• DIRECTION: Can you output the material exactly as written, minus any pictures it holds?

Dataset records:
▶

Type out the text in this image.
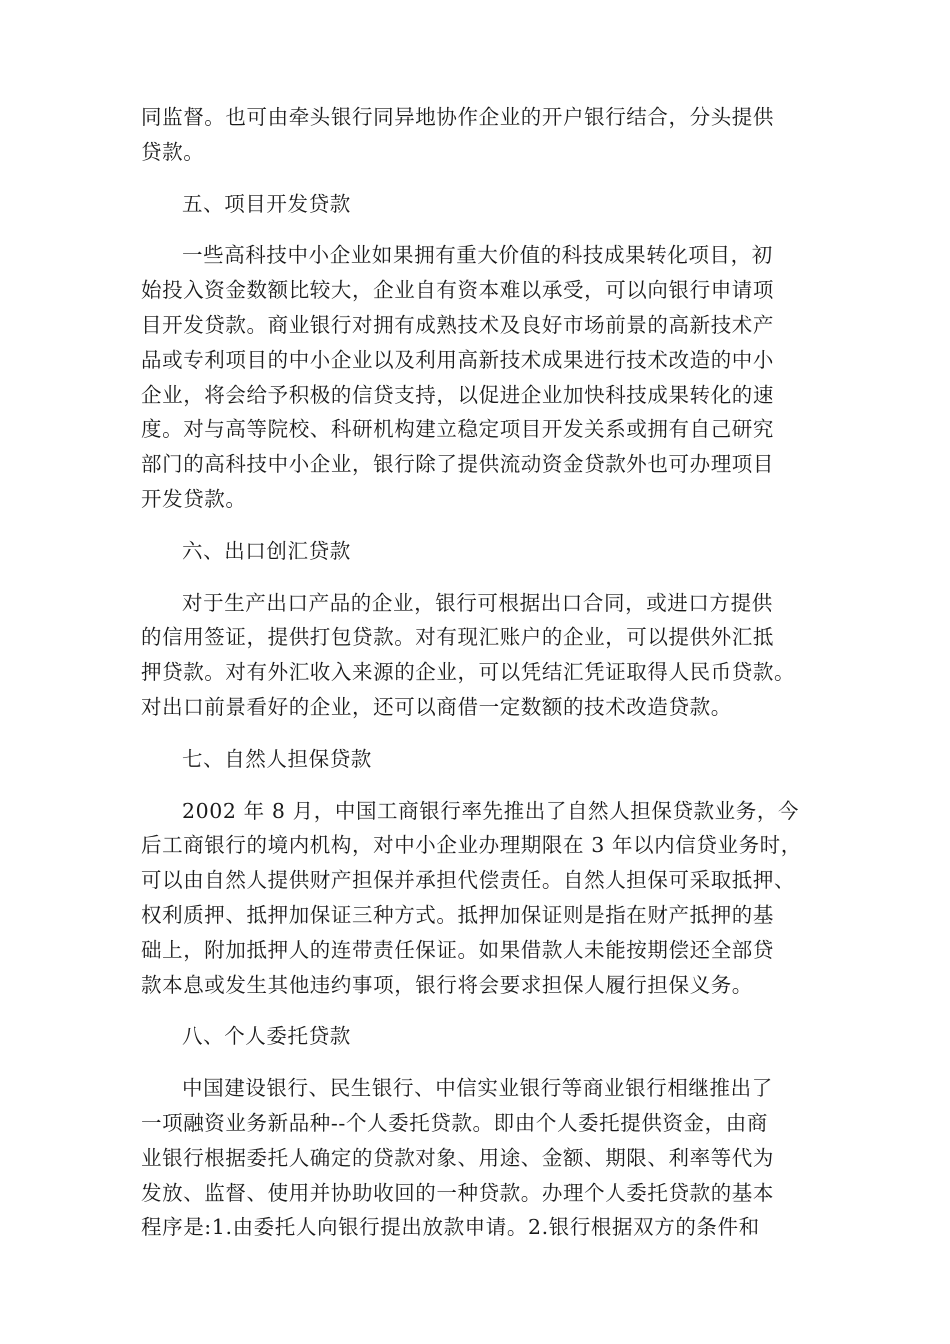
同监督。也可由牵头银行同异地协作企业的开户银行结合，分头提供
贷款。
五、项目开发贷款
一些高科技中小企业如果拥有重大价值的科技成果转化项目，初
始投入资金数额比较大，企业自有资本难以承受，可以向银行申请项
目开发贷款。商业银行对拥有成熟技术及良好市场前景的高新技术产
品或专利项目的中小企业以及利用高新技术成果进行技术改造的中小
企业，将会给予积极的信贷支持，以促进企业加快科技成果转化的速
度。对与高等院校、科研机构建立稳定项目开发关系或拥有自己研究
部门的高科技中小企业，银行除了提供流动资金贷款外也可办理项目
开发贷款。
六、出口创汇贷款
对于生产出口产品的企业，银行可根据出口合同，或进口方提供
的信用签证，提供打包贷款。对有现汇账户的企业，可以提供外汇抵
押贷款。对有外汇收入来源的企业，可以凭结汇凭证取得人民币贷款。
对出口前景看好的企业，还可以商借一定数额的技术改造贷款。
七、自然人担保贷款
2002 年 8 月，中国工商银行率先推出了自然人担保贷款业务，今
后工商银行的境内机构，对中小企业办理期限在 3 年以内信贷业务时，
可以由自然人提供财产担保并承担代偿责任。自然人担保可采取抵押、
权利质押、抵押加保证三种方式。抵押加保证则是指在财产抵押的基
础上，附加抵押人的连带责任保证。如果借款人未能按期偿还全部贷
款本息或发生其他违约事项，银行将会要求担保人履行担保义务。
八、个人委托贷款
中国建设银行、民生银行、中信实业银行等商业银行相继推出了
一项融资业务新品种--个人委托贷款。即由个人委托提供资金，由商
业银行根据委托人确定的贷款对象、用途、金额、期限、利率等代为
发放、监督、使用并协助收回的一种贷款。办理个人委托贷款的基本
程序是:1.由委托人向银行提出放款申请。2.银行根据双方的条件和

◀

• RESPONSE FOR THIS EXERCISE:
Type out the text in this image.
同监督。也可由牵头银行同异地协作企业的开户银行结合，分头提供
贷款。
五、项目开发贷款
一些高科技中小企业如果拥有重大价值的科技成果转化项目，初
始投入资金数额比较大，企业自有资本难以承受，可以向银行申请项
目开发贷款。商业银行对拥有成熟技术及良好市场前景的高新技术产
品或专利项目的中小企业以及利用高新技术成果进行技术改造的中小
企业，将会给予积极的信贷支持，以促进企业加快科技成果转化的速
度。对与高等院校、科研机构建立稳定项目开发关系或拥有自己研究
部门的高科技中小企业，银行除了提供流动资金贷款外也可办理项目
开发贷款。
六、出口创汇贷款
对于生产出口产品的企业，银行可根据出口合同，或进口方提供
的信用签证，提供打包贷款。对有现汇账户的企业，可以提供外汇抵
押贷款。对有外汇收入来源的企业，可以凭结汇凭证取得人民币贷款。
对出口前景看好的企业，还可以商借一定数额的技术改造贷款。
七、自然人担保贷款
2002 年 8 月，中国工商银行率先推出了自然人担保贷款业务，今
后工商银行的境内机构，对中小企业办理期限在 3 年以内信贷业务时，
可以由自然人提供财产担保并承担代偿责任。自然人担保可采取抵押、
权利质押、抵押加保证三种方式。抵押加保证则是指在财产抵押的基
础上，附加抵押人的连带责任保证。如果借款人未能按期偿还全部贷
款本息或发生其他违约事项，银行将会要求担保人履行担保义务。
八、个人委托贷款
中国建设银行、民生银行、中信实业银行等商业银行相继推出了
一项融资业务新品种--个人委托贷款。即由个人委托提供资金，由商
业银行根据委托人确定的贷款对象、用途、金额、期限、利率等代为
发放、监督、使用并协助收回的一种贷款。办理个人委托贷款的基本
程序是:1.由委托人向银行提出放款申请。2.银行根据双方的条件和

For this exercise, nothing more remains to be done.